» Task data
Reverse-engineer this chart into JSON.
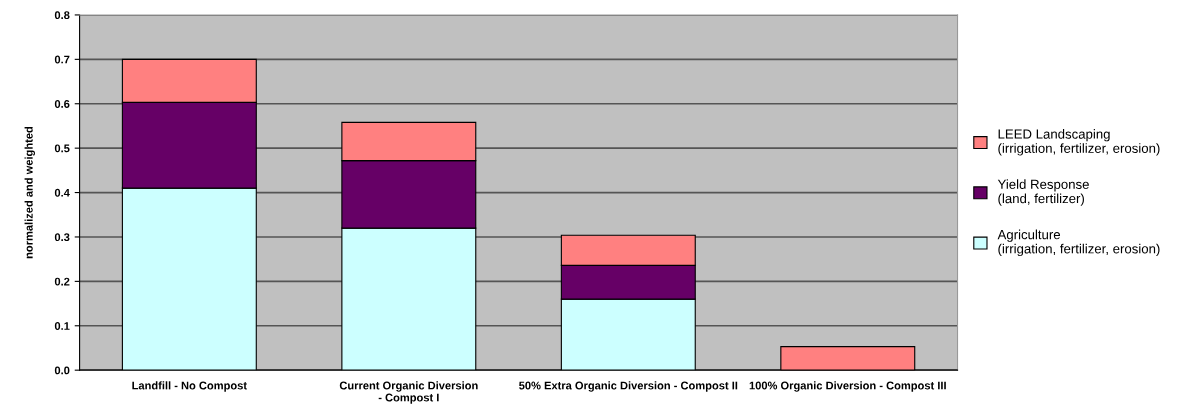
{
  "chart_data": {
    "type": "bar",
    "stacked": true,
    "ylabel": "normalized and weighted",
    "categories": [
      "Landfill - No Compost",
      "Current Organic Diversion\n- Compost I",
      "50% Extra Organic Diversion - Compost II",
      "100% Organic Diversion - Compost III"
    ],
    "series": [
      {
        "name": "Agriculture\n(irrigation, fertilizer, erosion)",
        "color": "#ccffff",
        "values": [
          0.41,
          0.32,
          0.16,
          0
        ]
      },
      {
        "name": "Yield Response\n(land, fertilizer)",
        "color": "#660066",
        "values": [
          0.193,
          0.152,
          0.076,
          0
        ]
      },
      {
        "name": "LEED Landscaping\n(irrigation, fertilizer, erosion)",
        "color": "#ff8080",
        "values": [
          0.097,
          0.086,
          0.068,
          0.053
        ]
      }
    ],
    "ylim": [
      0,
      0.8
    ],
    "yticks": [
      {
        "value": 0,
        "label": "0.0"
      },
      0.1,
      0.2,
      0.3,
      0.4,
      0.5,
      0.6,
      0.7,
      0.8
    ],
    "grid": "y",
    "legend": "right"
  }
}
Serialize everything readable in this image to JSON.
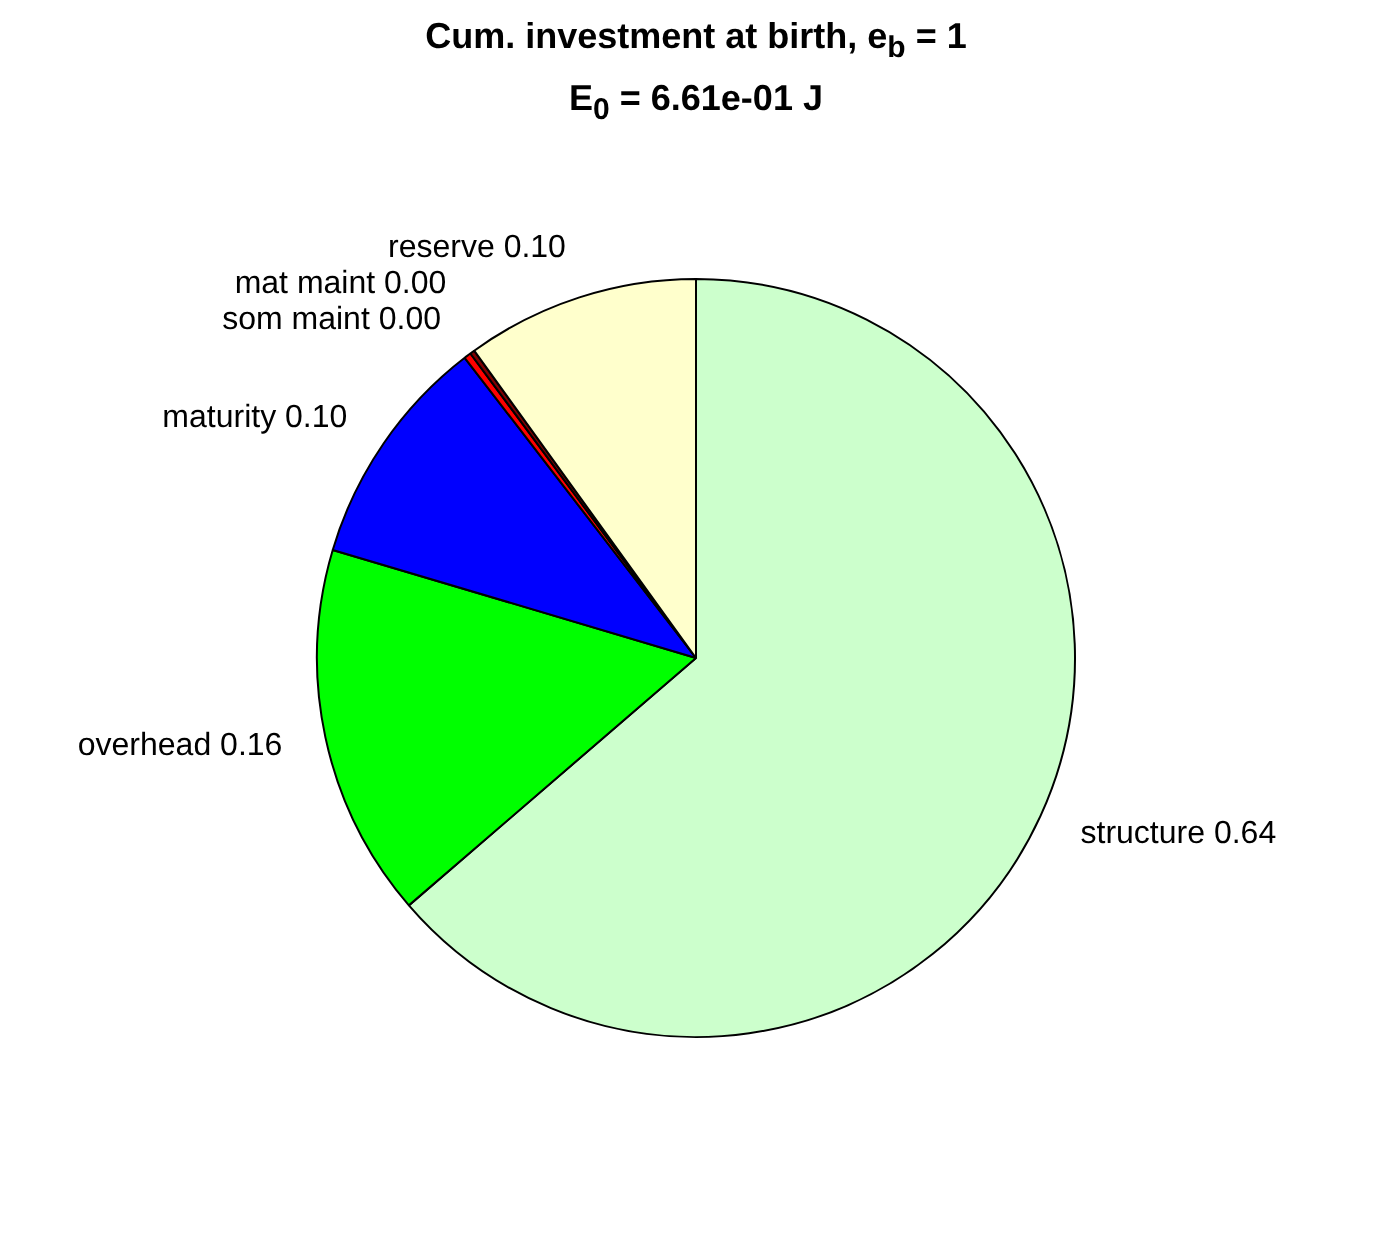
{
  "chart_data": {
    "type": "pie",
    "title": "Cum. investment at birth, e$_{b}$ = 1",
    "subtitle": "E$_{0}$ = 6.61e-01 J",
    "categories": [
      "structure",
      "overhead",
      "maturity",
      "som maint",
      "mat maint",
      "reserve"
    ],
    "values": [
      0.64,
      0.16,
      0.1,
      0.003,
      0.002,
      0.1
    ],
    "value_labels": [
      "0.64",
      "0.16",
      "0.10",
      "0.00",
      "0.00",
      "0.10"
    ],
    "colors": [
      "#ccffcc",
      "#00ff00",
      "#0000ff",
      "#ff0000",
      "#800000",
      "#ffffcc"
    ],
    "legend": false
  }
}
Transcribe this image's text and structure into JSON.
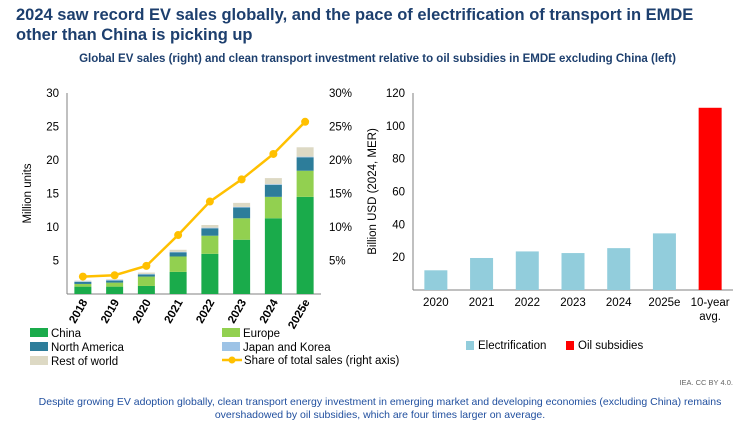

» Exercise
Extract exactly the lines above from the line containing "Serialize everything readable" through the last one, both ends included, but not the pictures.

» Answer for the task
Serialize everything readable in this image to JSON.
{
  "chart_data": {
    "type": "pie",
    "title": "Cum. investment at birth, e$_{b}$ = 1",
    "subtitle": "E$_{0}$ = 6.61e-01 J",
    "categories": [
      "structure",
      "overhead",
      "maturity",
      "som maint",
      "mat maint",
      "reserve"
    ],
    "values": [
      0.64,
      0.16,
      0.1,
      0.003,
      0.002,
      0.1
    ],
    "value_labels": [
      "0.64",
      "0.16",
      "0.10",
      "0.00",
      "0.00",
      "0.10"
    ],
    "colors": [
      "#ccffcc",
      "#00ff00",
      "#0000ff",
      "#ff0000",
      "#800000",
      "#ffffcc"
    ],
    "legend": false
  }
}
Transcribe this image's text and structure into JSON.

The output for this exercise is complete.